--- AIM ---
Pictures stay out; everything else in the records below is copied exactly.

--- GIVEN RECORDS ---
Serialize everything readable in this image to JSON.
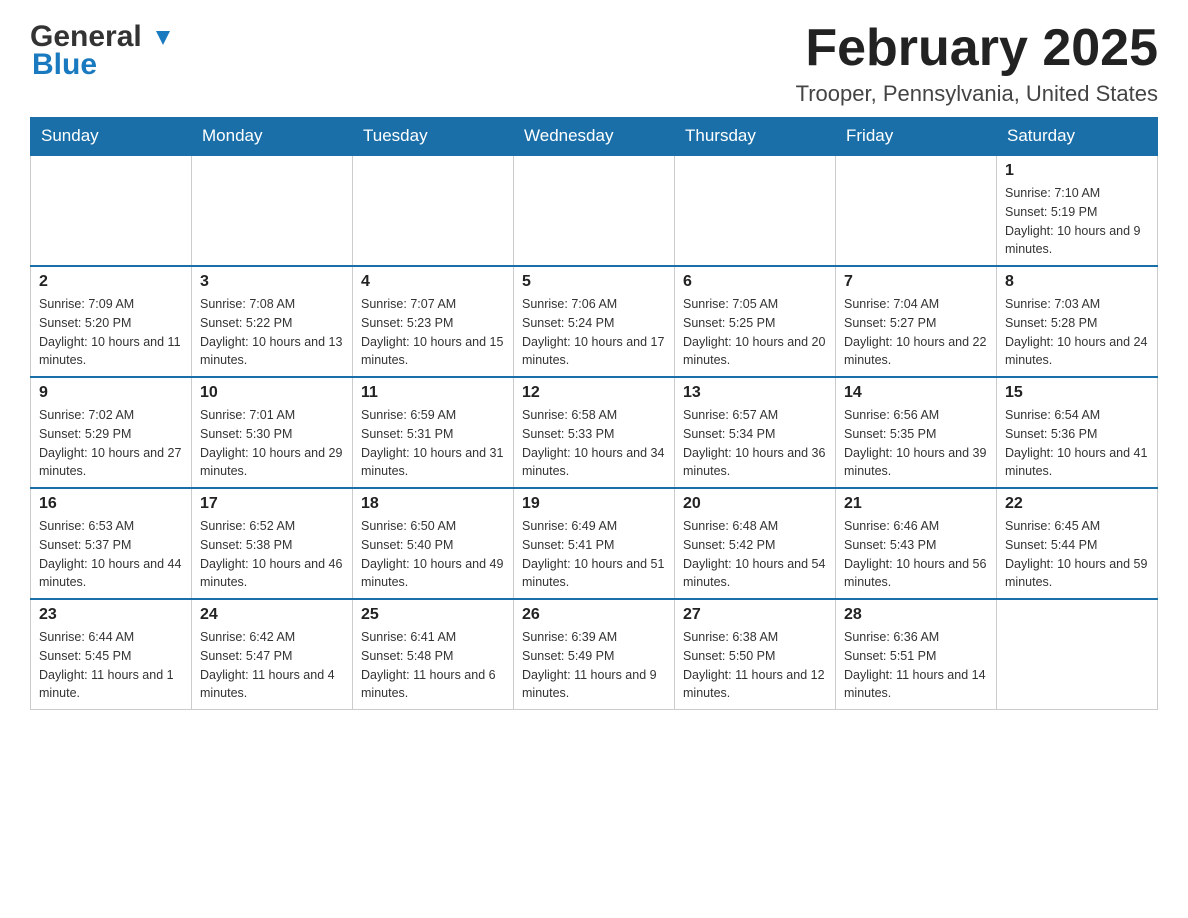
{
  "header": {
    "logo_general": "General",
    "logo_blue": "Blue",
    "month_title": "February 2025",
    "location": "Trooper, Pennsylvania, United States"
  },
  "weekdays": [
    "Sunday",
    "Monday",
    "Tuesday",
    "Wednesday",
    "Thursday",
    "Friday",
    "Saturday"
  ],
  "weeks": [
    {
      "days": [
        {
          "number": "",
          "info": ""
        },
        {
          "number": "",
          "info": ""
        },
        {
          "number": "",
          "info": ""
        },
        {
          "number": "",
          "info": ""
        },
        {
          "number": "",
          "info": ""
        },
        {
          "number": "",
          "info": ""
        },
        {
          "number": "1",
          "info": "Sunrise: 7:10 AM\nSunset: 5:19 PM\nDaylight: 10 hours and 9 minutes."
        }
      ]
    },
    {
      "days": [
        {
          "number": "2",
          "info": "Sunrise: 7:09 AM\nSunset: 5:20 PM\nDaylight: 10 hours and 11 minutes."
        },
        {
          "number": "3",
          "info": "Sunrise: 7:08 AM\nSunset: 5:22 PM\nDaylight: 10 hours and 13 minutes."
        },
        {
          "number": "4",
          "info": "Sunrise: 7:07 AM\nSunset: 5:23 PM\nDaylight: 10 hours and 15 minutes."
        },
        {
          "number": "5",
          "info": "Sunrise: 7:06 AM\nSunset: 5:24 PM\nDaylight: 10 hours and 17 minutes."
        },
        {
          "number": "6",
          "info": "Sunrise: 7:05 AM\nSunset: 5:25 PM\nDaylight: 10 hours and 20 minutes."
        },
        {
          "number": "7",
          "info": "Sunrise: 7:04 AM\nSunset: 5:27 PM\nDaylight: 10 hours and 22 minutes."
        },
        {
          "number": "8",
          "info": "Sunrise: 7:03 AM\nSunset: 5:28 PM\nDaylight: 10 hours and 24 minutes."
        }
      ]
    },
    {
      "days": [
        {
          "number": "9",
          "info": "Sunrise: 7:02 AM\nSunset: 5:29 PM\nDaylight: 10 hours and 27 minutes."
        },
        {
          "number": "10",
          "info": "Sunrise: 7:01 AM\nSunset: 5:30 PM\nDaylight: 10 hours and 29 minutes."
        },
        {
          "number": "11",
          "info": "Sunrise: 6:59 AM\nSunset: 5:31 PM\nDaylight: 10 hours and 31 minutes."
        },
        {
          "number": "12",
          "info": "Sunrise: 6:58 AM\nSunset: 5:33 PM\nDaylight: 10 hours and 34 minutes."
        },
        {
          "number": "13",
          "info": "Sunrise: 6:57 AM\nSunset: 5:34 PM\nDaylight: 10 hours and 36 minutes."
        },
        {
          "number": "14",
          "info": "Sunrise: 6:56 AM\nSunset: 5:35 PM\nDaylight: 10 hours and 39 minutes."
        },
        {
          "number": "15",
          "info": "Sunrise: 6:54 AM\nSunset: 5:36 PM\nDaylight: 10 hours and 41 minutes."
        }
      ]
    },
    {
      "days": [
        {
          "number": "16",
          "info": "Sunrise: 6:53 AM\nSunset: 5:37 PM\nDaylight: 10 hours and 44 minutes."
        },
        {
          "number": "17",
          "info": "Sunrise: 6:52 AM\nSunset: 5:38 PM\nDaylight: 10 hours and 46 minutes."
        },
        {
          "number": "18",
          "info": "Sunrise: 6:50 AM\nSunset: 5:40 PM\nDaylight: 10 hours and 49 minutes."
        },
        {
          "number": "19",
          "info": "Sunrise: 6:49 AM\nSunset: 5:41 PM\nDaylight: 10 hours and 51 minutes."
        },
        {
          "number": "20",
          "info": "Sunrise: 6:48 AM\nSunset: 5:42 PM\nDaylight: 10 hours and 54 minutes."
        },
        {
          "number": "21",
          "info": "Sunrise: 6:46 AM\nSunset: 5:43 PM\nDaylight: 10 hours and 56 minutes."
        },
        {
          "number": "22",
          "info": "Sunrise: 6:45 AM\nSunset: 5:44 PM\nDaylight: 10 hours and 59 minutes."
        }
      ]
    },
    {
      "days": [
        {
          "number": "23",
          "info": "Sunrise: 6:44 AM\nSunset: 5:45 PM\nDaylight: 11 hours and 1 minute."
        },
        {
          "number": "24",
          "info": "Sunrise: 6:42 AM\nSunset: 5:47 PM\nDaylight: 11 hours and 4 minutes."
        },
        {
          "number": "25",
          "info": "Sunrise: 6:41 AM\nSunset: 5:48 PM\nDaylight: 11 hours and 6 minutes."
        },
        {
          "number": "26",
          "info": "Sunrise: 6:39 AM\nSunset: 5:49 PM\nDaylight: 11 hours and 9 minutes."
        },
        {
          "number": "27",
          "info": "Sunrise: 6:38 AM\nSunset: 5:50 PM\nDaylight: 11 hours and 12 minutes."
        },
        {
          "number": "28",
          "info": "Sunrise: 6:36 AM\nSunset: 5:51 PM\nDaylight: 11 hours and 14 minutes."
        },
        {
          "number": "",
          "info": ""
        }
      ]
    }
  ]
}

--- OUTPUT OF THE TASK ---
Serialize everything readable in this image to JSON.
{
  "header": {
    "logo_general": "General",
    "logo_blue": "Blue",
    "month_title": "February 2025",
    "location": "Trooper, Pennsylvania, United States"
  },
  "weekdays": [
    "Sunday",
    "Monday",
    "Tuesday",
    "Wednesday",
    "Thursday",
    "Friday",
    "Saturday"
  ],
  "weeks": [
    {
      "days": [
        {
          "number": "",
          "info": ""
        },
        {
          "number": "",
          "info": ""
        },
        {
          "number": "",
          "info": ""
        },
        {
          "number": "",
          "info": ""
        },
        {
          "number": "",
          "info": ""
        },
        {
          "number": "",
          "info": ""
        },
        {
          "number": "1",
          "info": "Sunrise: 7:10 AM\nSunset: 5:19 PM\nDaylight: 10 hours and 9 minutes."
        }
      ]
    },
    {
      "days": [
        {
          "number": "2",
          "info": "Sunrise: 7:09 AM\nSunset: 5:20 PM\nDaylight: 10 hours and 11 minutes."
        },
        {
          "number": "3",
          "info": "Sunrise: 7:08 AM\nSunset: 5:22 PM\nDaylight: 10 hours and 13 minutes."
        },
        {
          "number": "4",
          "info": "Sunrise: 7:07 AM\nSunset: 5:23 PM\nDaylight: 10 hours and 15 minutes."
        },
        {
          "number": "5",
          "info": "Sunrise: 7:06 AM\nSunset: 5:24 PM\nDaylight: 10 hours and 17 minutes."
        },
        {
          "number": "6",
          "info": "Sunrise: 7:05 AM\nSunset: 5:25 PM\nDaylight: 10 hours and 20 minutes."
        },
        {
          "number": "7",
          "info": "Sunrise: 7:04 AM\nSunset: 5:27 PM\nDaylight: 10 hours and 22 minutes."
        },
        {
          "number": "8",
          "info": "Sunrise: 7:03 AM\nSunset: 5:28 PM\nDaylight: 10 hours and 24 minutes."
        }
      ]
    },
    {
      "days": [
        {
          "number": "9",
          "info": "Sunrise: 7:02 AM\nSunset: 5:29 PM\nDaylight: 10 hours and 27 minutes."
        },
        {
          "number": "10",
          "info": "Sunrise: 7:01 AM\nSunset: 5:30 PM\nDaylight: 10 hours and 29 minutes."
        },
        {
          "number": "11",
          "info": "Sunrise: 6:59 AM\nSunset: 5:31 PM\nDaylight: 10 hours and 31 minutes."
        },
        {
          "number": "12",
          "info": "Sunrise: 6:58 AM\nSunset: 5:33 PM\nDaylight: 10 hours and 34 minutes."
        },
        {
          "number": "13",
          "info": "Sunrise: 6:57 AM\nSunset: 5:34 PM\nDaylight: 10 hours and 36 minutes."
        },
        {
          "number": "14",
          "info": "Sunrise: 6:56 AM\nSunset: 5:35 PM\nDaylight: 10 hours and 39 minutes."
        },
        {
          "number": "15",
          "info": "Sunrise: 6:54 AM\nSunset: 5:36 PM\nDaylight: 10 hours and 41 minutes."
        }
      ]
    },
    {
      "days": [
        {
          "number": "16",
          "info": "Sunrise: 6:53 AM\nSunset: 5:37 PM\nDaylight: 10 hours and 44 minutes."
        },
        {
          "number": "17",
          "info": "Sunrise: 6:52 AM\nSunset: 5:38 PM\nDaylight: 10 hours and 46 minutes."
        },
        {
          "number": "18",
          "info": "Sunrise: 6:50 AM\nSunset: 5:40 PM\nDaylight: 10 hours and 49 minutes."
        },
        {
          "number": "19",
          "info": "Sunrise: 6:49 AM\nSunset: 5:41 PM\nDaylight: 10 hours and 51 minutes."
        },
        {
          "number": "20",
          "info": "Sunrise: 6:48 AM\nSunset: 5:42 PM\nDaylight: 10 hours and 54 minutes."
        },
        {
          "number": "21",
          "info": "Sunrise: 6:46 AM\nSunset: 5:43 PM\nDaylight: 10 hours and 56 minutes."
        },
        {
          "number": "22",
          "info": "Sunrise: 6:45 AM\nSunset: 5:44 PM\nDaylight: 10 hours and 59 minutes."
        }
      ]
    },
    {
      "days": [
        {
          "number": "23",
          "info": "Sunrise: 6:44 AM\nSunset: 5:45 PM\nDaylight: 11 hours and 1 minute."
        },
        {
          "number": "24",
          "info": "Sunrise: 6:42 AM\nSunset: 5:47 PM\nDaylight: 11 hours and 4 minutes."
        },
        {
          "number": "25",
          "info": "Sunrise: 6:41 AM\nSunset: 5:48 PM\nDaylight: 11 hours and 6 minutes."
        },
        {
          "number": "26",
          "info": "Sunrise: 6:39 AM\nSunset: 5:49 PM\nDaylight: 11 hours and 9 minutes."
        },
        {
          "number": "27",
          "info": "Sunrise: 6:38 AM\nSunset: 5:50 PM\nDaylight: 11 hours and 12 minutes."
        },
        {
          "number": "28",
          "info": "Sunrise: 6:36 AM\nSunset: 5:51 PM\nDaylight: 11 hours and 14 minutes."
        },
        {
          "number": "",
          "info": ""
        }
      ]
    }
  ]
}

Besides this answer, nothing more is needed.